## Instructions for the task
Write the data below out exactly as it stands. Do not include the pictures.

## Provided records
┌──

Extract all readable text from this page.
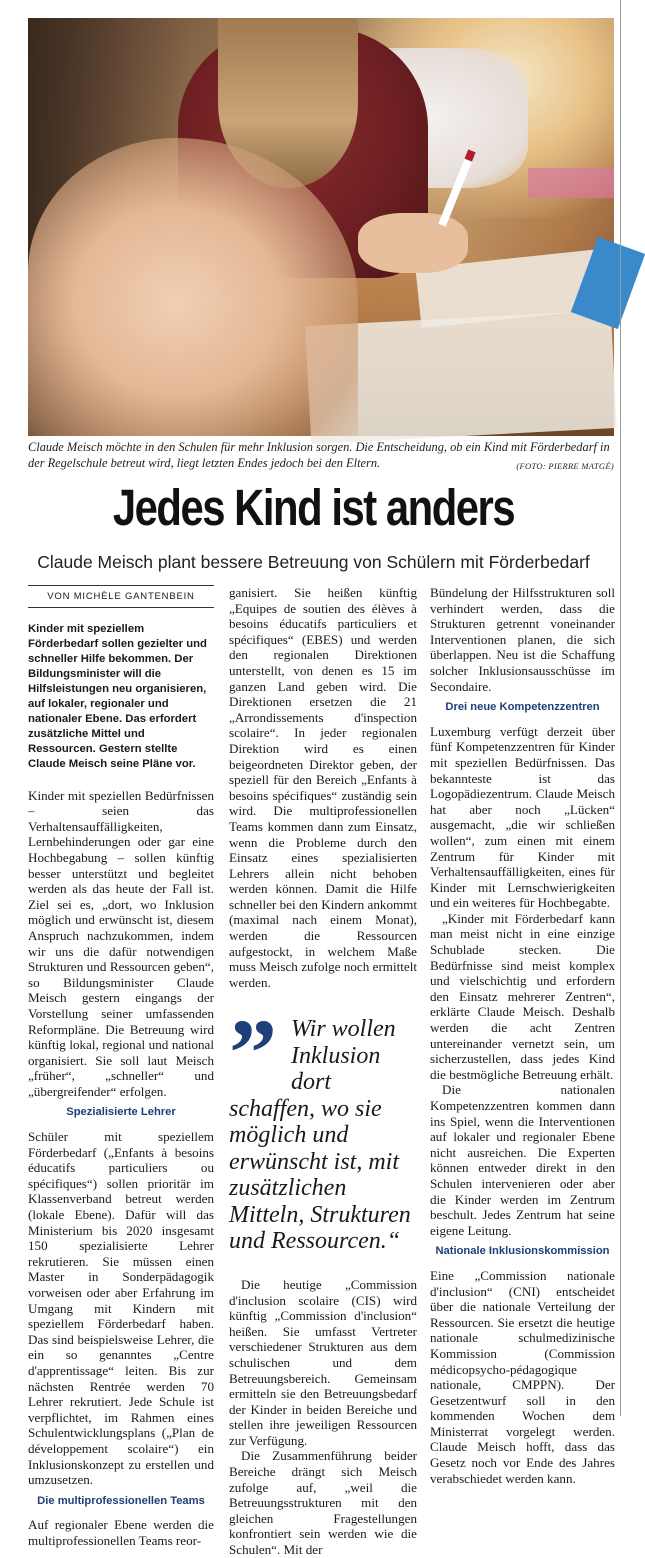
Claude Meisch möchte in den Schulen für mehr Inklusion sorgen. Die Entscheidung, ob ein Kind mit Förderbedarf in der Regelschule betreut wird, liegt letzten Endes jedoch bei den Eltern.	(FOTO: PIERRE MATGÉ)
Jedes Kind ist anders
Claude Meisch plant bessere Betreuung von Schülern mit Förderbedarf
VON MICHÈLE GANTENBEIN

Kinder mit speziellem Förderbedarf sollen gezielter und schneller Hilfe bekommen. Der Bildungsminister will die Hilfsleistungen neu organisieren, auf lokaler, regionaler und nationaler Ebene. Das erfordert zusätzliche Mittel und Ressourcen. Gestern stellte Claude Meisch seine Pläne vor.

Kinder mit speziellen Bedürfnissen – seien das Verhaltensauffälligkeiten, Lernbehinderungen oder gar eine Hochbegabung – sollen künftig besser unterstützt und begleitet werden als das heute der Fall ist. Ziel sei es, „dort, wo Inklusion möglich und erwünscht ist, diesem Anspruch nachzukommen, indem wir uns die dafür notwendigen Strukturen und Ressourcen geben“, so Bildungsminister Claude Meisch gestern eingangs der Vorstellung seiner umfassenden Reformpläne. Die Betreuung wird künftig lokal, regional und national organisiert. Sie soll laut Meisch „früher“, „schneller“ und „übergreifender“ erfolgen.

Spezialisierte Lehrer

Schüler mit speziellem Förderbedarf („Enfants à besoins éducatifs particuliers ou spécifiques“) sollen prioritär im Klassenverband betreut werden (lokale Ebene). Dafür will das Ministerium bis 2020 insgesamt 150 spezialisierte Lehrer rekrutieren. Sie müssen einen Master in Sonderpädagogik vorweisen oder aber Erfahrung im Umgang mit Kindern mit speziellem Förderbedarf haben. Das sind beispielsweise Lehrer, die ein so genanntes „Centre d'apprentissage“ leiten. Bis zur nächsten Rentrée werden 70 Lehrer rekrutiert. Jede Schule ist verpflichtet, im Rahmen eines Schulentwicklungsplans („Plan de développement scolaire“) ein Inklusionskonzept zu erstellen und umzusetzen.

Die multiprofessionellen Teams

Auf regionaler Ebene werden die multiprofessionellen Teams reor-

ganisiert. Sie heißen künftig „Equipes de soutien des élèves à besoins éducatifs particuliers et spécifiques“ (EBES) und werden den regionalen Direktionen unterstellt, von denen es 15 im ganzen Land geben wird. Die Direktionen ersetzen die 21 „Arrondissements d'inspection scolaire“. In jeder regionalen Direktion wird es einen beigeordneten Direktor geben, der speziell für den Bereich „Enfants à besoins spécifiques“ zuständig sein wird. Die multiprofessionellen Teams kommen dann zum Einsatz, wenn die Probleme durch den Einsatz eines spezialisierten Lehrers allein nicht behoben werden können. Damit die Hilfe schneller bei den Kindern ankommt (maximal nach einem Monat), werden die Ressourcen aufgestockt, in welchem Maße muss Meisch zufolge noch ermittelt werden.

” Wir wollen Inklusion dort schaffen, wo sie möglich und erwünscht ist, mit zusätzlichen Mitteln, Strukturen und Ressourcen.“

Die heutige „Commission d'inclusion scolaire (CIS) wird künftig „Commission d'inclusion“ heißen. Sie umfasst Vertreter verschiedener Strukturen aus dem schulischen und dem Betreuungsbereich. Gemeinsam ermitteln sie den Betreuungsbedarf der Kinder in beiden Bereiche und stellen ihre jeweiligen Ressourcen zur Verfügung.

Die Zusammenführung beider Bereiche drängt sich Meisch zufolge auf, „weil die Betreuungsstrukturen mit den gleichen Fragestellungen konfrontiert sein werden wie die Schulen“. Mit der

Bündelung der Hilfsstrukturen soll verhindert werden, dass die Strukturen getrennt voneinander Interventionen planen, die sich überlappen. Neu ist die Schaffung solcher Inklusionsausschüsse im Secondaire.

Drei neue Kompetenzzentren

Luxemburg verfügt derzeit über fünf Kompetenzzentren für Kinder mit speziellen Bedürfnissen. Das bekannteste ist das Logopädiezentrum. Claude Meisch hat aber noch „Lücken“ ausgemacht, „die wir schließen wollen“, zum einen mit einem Zentrum für Kinder mit Verhaltensauffälligkeiten, eines für Kinder mit Lernschwierigkeiten und ein weiteres für Hochbegabte.

„Kinder mit Förderbedarf kann man meist nicht in eine einzige Schublade stecken. Die Bedürfnisse sind meist komplex und vielschichtig und erfordern den Einsatz mehrerer Zentren“, erklärte Claude Meisch. Deshalb werden die acht Zentren untereinander vernetzt sein, um sicherzustellen, dass jedes Kind die bestmögliche Betreuung erhält.

Die nationalen Kompetenzzentren kommen dann ins Spiel, wenn die Interventionen auf lokaler und regionaler Ebene nicht ausreichen. Die Experten können entweder direkt in den Schulen intervenieren oder aber die Kinder werden im Zentrum beschult. Jedes Zentrum hat seine eigene Leitung.

Nationale Inklusionskommission

Eine „Commission nationale d'inclusion“ (CNI) entscheidet über die nationale Verteilung der Ressourcen. Sie ersetzt die heutige nationale schulmedizinische Kommission (Commission médicopsycho-pédagogique nationale, CMPPN). Der Gesetzentwurf soll in den kommenden Wochen dem Ministerrat vorgelegt werden. Claude Meisch hofft, dass das Gesetz noch vor Ende des Jahres verabschiedet werden kann.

└──

## Solution
Extract all readable text from this page.
Claude Meisch möchte in den Schulen für mehr Inklusion sorgen. Die Entscheidung, ob ein Kind mit Förderbedarf in der Regelschule betreut wird, liegt letzten Endes jedoch bei den Eltern.	(FOTO: PIERRE MATGÉ)
Jedes Kind ist anders
Claude Meisch plant bessere Betreuung von Schülern mit Förderbedarf
VON MICHÈLE GANTENBEIN

Kinder mit speziellem Förderbedarf sollen gezielter und schneller Hilfe bekommen. Der Bildungsminister will die Hilfsleistungen neu organisieren, auf lokaler, regionaler und nationaler Ebene. Das erfordert zusätzliche Mittel und Ressourcen. Gestern stellte Claude Meisch seine Pläne vor.

Kinder mit speziellen Bedürfnissen – seien das Verhaltensauffälligkeiten, Lernbehinderungen oder gar eine Hochbegabung – sollen künftig besser unterstützt und begleitet werden als das heute der Fall ist. Ziel sei es, „dort, wo Inklusion möglich und erwünscht ist, diesem Anspruch nachzukommen, indem wir uns die dafür notwendigen Strukturen und Ressourcen geben“, so Bildungsminister Claude Meisch gestern eingangs der Vorstellung seiner umfassenden Reformpläne. Die Betreuung wird künftig lokal, regional und national organisiert. Sie soll laut Meisch „früher“, „schneller“ und „übergreifender“ erfolgen.

Spezialisierte Lehrer

Schüler mit speziellem Förderbedarf („Enfants à besoins éducatifs particuliers ou spécifiques“) sollen prioritär im Klassenverband betreut werden (lokale Ebene). Dafür will das Ministerium bis 2020 insgesamt 150 spezialisierte Lehrer rekrutieren. Sie müssen einen Master in Sonderpädagogik vorweisen oder aber Erfahrung im Umgang mit Kindern mit speziellem Förderbedarf haben. Das sind beispielsweise Lehrer, die ein so genanntes „Centre d'apprentissage“ leiten. Bis zur nächsten Rentrée werden 70 Lehrer rekrutiert. Jede Schule ist verpflichtet, im Rahmen eines Schulentwicklungsplans („Plan de développement scolaire“) ein Inklusionskonzept zu erstellen und umzusetzen.

Die multiprofessionellen Teams

Auf regionaler Ebene werden die multiprofessionellen Teams reor-

ganisiert. Sie heißen künftig „Equipes de soutien des élèves à besoins éducatifs particuliers et spécifiques“ (EBES) und werden den regionalen Direktionen unterstellt, von denen es 15 im ganzen Land geben wird. Die Direktionen ersetzen die 21 „Arrondissements d'inspection scolaire“. In jeder regionalen Direktion wird es einen beigeordneten Direktor geben, der speziell für den Bereich „Enfants à besoins spécifiques“ zuständig sein wird. Die multiprofessionellen Teams kommen dann zum Einsatz, wenn die Probleme durch den Einsatz eines spezialisierten Lehrers allein nicht behoben werden können. Damit die Hilfe schneller bei den Kindern ankommt (maximal nach einem Monat), werden die Ressourcen aufgestockt, in welchem Maße muss Meisch zufolge noch ermittelt werden.

” Wir wollen Inklusion dort schaffen, wo sie möglich und erwünscht ist, mit zusätzlichen Mitteln, Strukturen und Ressourcen.“

Die heutige „Commission d'inclusion scolaire (CIS) wird künftig „Commission d'inclusion“ heißen. Sie umfasst Vertreter verschiedener Strukturen aus dem schulischen und dem Betreuungsbereich. Gemeinsam ermitteln sie den Betreuungsbedarf der Kinder in beiden Bereiche und stellen ihre jeweiligen Ressourcen zur Verfügung.

Die Zusammenführung beider Bereiche drängt sich Meisch zufolge auf, „weil die Betreuungsstrukturen mit den gleichen Fragestellungen konfrontiert sein werden wie die Schulen“. Mit der

Bündelung der Hilfsstrukturen soll verhindert werden, dass die Strukturen getrennt voneinander Interventionen planen, die sich überlappen. Neu ist die Schaffung solcher Inklusionsausschüsse im Secondaire.

Drei neue Kompetenzzentren

Luxemburg verfügt derzeit über fünf Kompetenzzentren für Kinder mit speziellen Bedürfnissen. Das bekannteste ist das Logopädiezentrum. Claude Meisch hat aber noch „Lücken“ ausgemacht, „die wir schließen wollen“, zum einen mit einem Zentrum für Kinder mit Verhaltensauffälligkeiten, eines für Kinder mit Lernschwierigkeiten und ein weiteres für Hochbegabte.

„Kinder mit Förderbedarf kann man meist nicht in eine einzige Schublade stecken. Die Bedürfnisse sind meist komplex und vielschichtig und erfordern den Einsatz mehrerer Zentren“, erklärte Claude Meisch. Deshalb werden die acht Zentren untereinander vernetzt sein, um sicherzustellen, dass jedes Kind die bestmögliche Betreuung erhält.

Die nationalen Kompetenzzentren kommen dann ins Spiel, wenn die Interventionen auf lokaler und regionaler Ebene nicht ausreichen. Die Experten können entweder direkt in den Schulen intervenieren oder aber die Kinder werden im Zentrum beschult. Jedes Zentrum hat seine eigene Leitung.

Nationale Inklusionskommission

Eine „Commission nationale d'inclusion“ (CNI) entscheidet über die nationale Verteilung der Ressourcen. Sie ersetzt die heutige nationale schulmedizinische Kommission (Commission médicopsycho-pédagogique nationale, CMPPN). Der Gesetzentwurf soll in den kommenden Wochen dem Ministerrat vorgelegt werden. Claude Meisch hofft, dass das Gesetz noch vor Ende des Jahres verabschiedet werden kann.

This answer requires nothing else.